— Begin —

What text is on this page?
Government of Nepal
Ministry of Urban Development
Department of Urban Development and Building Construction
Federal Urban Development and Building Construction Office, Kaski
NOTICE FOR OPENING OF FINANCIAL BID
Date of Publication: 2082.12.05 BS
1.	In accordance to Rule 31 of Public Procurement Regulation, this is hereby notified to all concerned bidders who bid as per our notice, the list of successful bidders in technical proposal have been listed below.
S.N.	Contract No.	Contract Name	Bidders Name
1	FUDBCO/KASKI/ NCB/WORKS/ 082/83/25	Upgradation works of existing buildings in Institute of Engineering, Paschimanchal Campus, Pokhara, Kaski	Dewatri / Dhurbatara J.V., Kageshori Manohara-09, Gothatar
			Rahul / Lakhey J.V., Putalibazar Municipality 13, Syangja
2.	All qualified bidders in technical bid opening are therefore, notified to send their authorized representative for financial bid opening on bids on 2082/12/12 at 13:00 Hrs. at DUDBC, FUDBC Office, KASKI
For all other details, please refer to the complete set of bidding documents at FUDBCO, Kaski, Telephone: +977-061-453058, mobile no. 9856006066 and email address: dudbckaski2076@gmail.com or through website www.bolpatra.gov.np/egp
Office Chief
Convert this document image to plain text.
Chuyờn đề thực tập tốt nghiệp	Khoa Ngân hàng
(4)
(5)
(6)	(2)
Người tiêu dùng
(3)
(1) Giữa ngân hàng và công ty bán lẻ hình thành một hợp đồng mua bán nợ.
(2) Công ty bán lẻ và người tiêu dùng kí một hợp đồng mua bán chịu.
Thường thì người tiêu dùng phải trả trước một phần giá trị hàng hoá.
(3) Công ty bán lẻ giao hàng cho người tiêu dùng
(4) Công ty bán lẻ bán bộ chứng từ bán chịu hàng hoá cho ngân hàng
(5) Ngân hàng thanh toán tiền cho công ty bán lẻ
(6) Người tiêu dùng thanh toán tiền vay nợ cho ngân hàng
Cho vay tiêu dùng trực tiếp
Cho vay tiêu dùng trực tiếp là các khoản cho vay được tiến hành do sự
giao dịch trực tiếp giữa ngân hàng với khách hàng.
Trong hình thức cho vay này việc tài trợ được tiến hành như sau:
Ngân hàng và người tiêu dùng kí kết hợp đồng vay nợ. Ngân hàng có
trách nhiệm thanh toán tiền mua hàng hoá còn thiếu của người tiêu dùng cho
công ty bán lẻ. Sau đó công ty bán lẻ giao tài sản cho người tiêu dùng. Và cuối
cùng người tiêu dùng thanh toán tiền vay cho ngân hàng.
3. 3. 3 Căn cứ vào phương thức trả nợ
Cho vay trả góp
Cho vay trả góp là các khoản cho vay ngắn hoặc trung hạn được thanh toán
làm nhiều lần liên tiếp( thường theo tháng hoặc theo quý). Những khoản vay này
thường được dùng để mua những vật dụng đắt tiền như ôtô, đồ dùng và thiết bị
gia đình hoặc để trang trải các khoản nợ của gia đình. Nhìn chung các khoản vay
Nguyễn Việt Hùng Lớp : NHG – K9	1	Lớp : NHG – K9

— End —
— Begin —

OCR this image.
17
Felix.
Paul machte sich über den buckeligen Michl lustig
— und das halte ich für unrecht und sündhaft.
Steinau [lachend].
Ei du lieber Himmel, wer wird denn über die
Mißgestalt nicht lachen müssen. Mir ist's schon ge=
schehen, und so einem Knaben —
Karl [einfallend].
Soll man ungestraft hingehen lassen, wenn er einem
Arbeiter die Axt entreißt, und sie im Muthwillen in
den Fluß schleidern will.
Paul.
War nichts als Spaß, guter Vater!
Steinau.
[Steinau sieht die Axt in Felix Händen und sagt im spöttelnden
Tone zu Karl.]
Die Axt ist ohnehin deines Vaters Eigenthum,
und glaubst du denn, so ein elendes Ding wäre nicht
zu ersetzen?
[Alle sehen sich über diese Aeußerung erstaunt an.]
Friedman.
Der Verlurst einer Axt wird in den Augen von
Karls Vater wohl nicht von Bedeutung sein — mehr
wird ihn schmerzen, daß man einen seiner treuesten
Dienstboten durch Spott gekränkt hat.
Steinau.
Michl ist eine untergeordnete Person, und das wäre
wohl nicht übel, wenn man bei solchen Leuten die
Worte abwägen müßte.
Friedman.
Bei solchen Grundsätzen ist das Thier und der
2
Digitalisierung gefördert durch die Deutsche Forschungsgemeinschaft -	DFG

— End —
— Begin —

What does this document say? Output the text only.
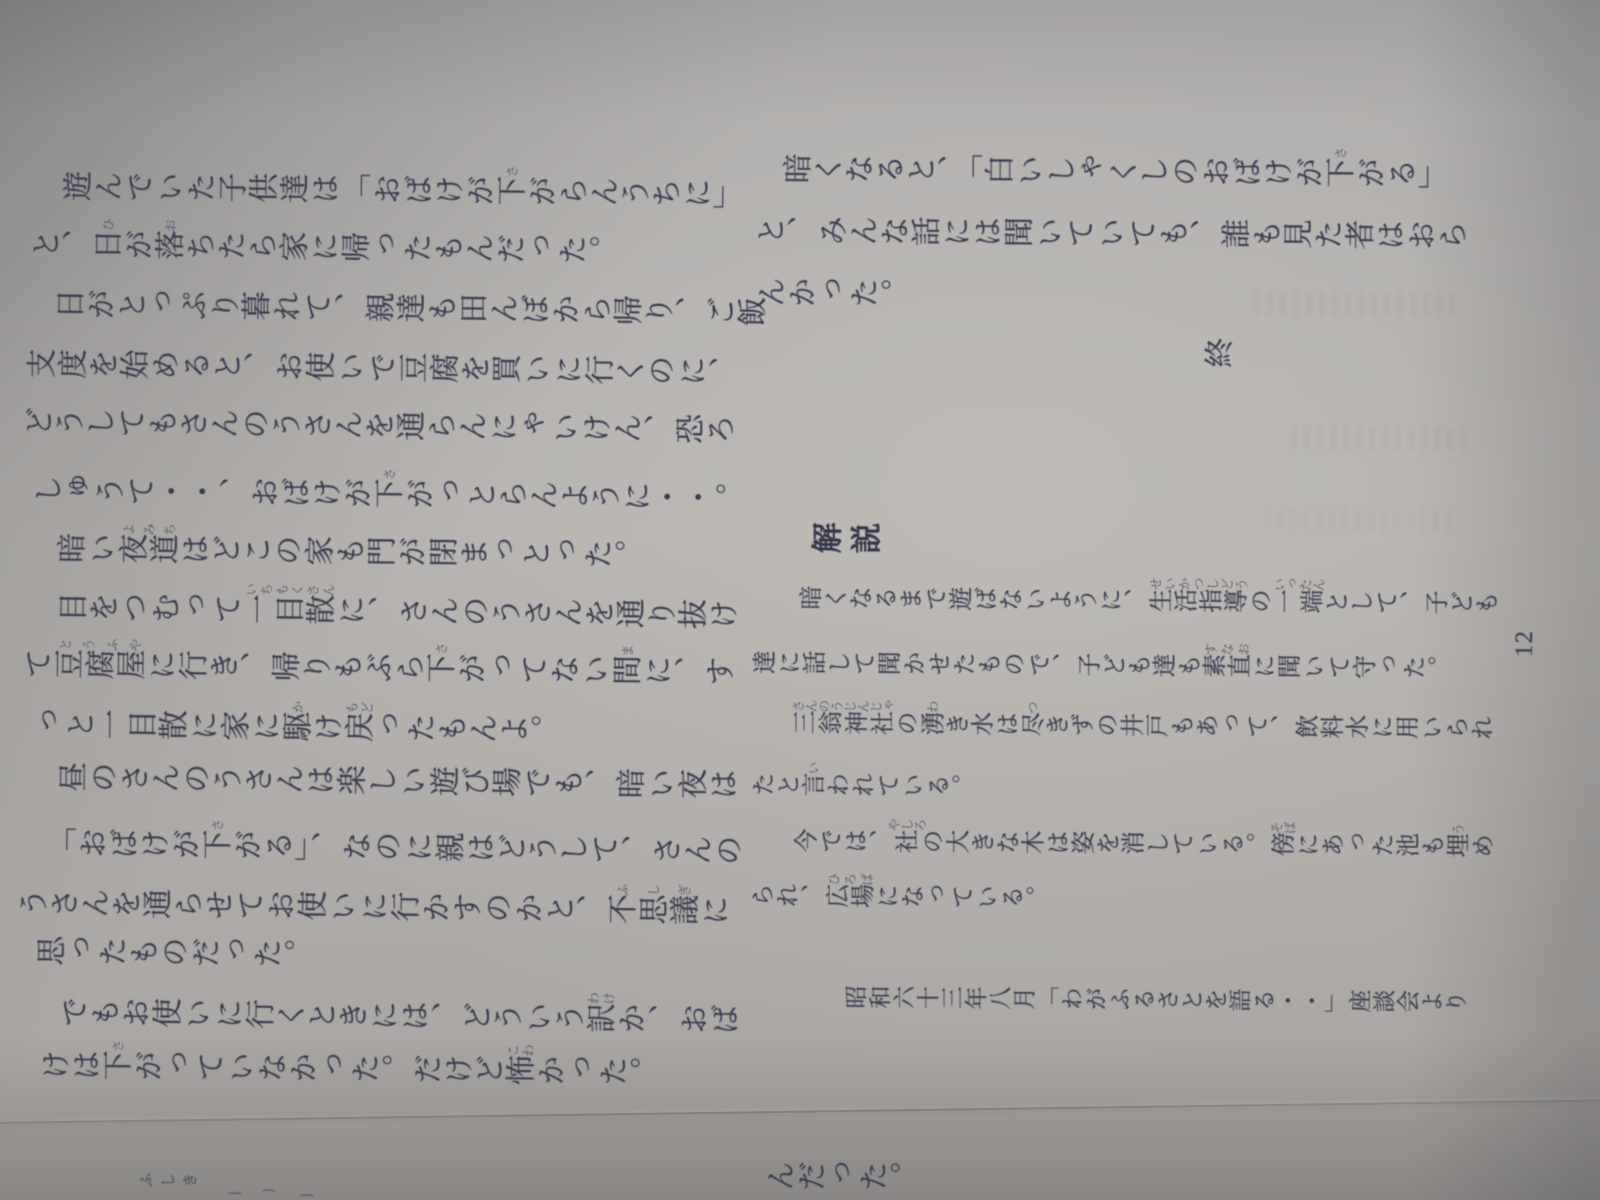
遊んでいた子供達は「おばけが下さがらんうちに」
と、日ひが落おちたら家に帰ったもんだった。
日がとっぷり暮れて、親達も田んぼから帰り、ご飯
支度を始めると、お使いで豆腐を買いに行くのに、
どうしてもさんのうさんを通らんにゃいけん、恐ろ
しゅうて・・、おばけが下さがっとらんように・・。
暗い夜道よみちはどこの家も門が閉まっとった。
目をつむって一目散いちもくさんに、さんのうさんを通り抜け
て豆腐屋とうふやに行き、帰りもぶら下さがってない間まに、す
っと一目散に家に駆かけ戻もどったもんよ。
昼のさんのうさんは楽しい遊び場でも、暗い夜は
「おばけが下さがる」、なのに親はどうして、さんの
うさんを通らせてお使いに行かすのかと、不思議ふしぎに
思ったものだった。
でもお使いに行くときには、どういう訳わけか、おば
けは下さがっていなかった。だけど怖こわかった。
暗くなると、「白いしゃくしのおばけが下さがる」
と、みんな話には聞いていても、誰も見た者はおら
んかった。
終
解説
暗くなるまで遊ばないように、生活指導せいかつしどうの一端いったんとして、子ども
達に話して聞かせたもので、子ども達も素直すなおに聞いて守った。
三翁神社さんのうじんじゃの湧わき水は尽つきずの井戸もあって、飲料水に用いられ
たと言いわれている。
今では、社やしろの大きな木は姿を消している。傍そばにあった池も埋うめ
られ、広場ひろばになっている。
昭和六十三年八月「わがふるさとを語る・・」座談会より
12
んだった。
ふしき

— End —

Task prompt
Filter the listing above for the string "Steinau" and copy every matching line.

Response to this task
Steinau [lachend].
Steinau.
[Steinau sieht die Axt in Felix Händen und sagt im spöttelnden
Steinau.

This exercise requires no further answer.